+++ DATA EXTRACT

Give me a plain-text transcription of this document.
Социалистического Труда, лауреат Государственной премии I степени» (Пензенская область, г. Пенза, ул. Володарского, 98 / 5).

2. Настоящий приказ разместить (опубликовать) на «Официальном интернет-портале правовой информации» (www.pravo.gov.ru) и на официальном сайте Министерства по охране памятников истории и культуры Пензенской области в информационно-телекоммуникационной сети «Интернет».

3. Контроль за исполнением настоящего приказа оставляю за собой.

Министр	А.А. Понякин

++++++
+++ DATA EXTRACT

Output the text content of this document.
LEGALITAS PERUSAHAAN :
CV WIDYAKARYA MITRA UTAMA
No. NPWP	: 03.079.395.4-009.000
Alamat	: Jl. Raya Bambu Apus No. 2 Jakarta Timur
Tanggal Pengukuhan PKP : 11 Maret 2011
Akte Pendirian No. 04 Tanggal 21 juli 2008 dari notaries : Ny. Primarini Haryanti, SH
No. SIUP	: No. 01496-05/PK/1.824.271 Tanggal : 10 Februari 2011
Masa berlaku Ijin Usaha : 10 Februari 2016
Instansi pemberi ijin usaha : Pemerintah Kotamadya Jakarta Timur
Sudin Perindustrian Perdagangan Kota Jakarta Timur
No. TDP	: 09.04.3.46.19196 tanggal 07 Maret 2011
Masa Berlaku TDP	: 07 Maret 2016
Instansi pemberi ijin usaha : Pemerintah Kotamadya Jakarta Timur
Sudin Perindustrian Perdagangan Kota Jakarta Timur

++++++
+++ DATA EXTRACT

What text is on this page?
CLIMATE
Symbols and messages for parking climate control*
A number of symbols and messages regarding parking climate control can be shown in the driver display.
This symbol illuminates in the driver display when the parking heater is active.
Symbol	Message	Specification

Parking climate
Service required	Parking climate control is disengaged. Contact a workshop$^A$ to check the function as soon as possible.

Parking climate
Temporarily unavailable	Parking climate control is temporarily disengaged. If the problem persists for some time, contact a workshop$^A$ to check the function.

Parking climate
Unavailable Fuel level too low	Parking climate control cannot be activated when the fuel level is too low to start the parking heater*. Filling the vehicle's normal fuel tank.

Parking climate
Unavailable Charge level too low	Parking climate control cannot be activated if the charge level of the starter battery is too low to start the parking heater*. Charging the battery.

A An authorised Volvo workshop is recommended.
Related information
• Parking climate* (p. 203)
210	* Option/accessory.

++++++

**DIRECTIONS**. Go through the entries above and copy every line containing "workshop".

**ANSWER FOR THIS EXERCISE**.
Service required	Parking climate control is disengaged. Contact a workshop$^A$ to check the function as soon as possible.
Temporarily unavailable	Parking climate control is temporarily disengaged. If the problem persists for some time, contact a workshop$^A$ to check the function.
A An authorised Volvo workshop is recommended.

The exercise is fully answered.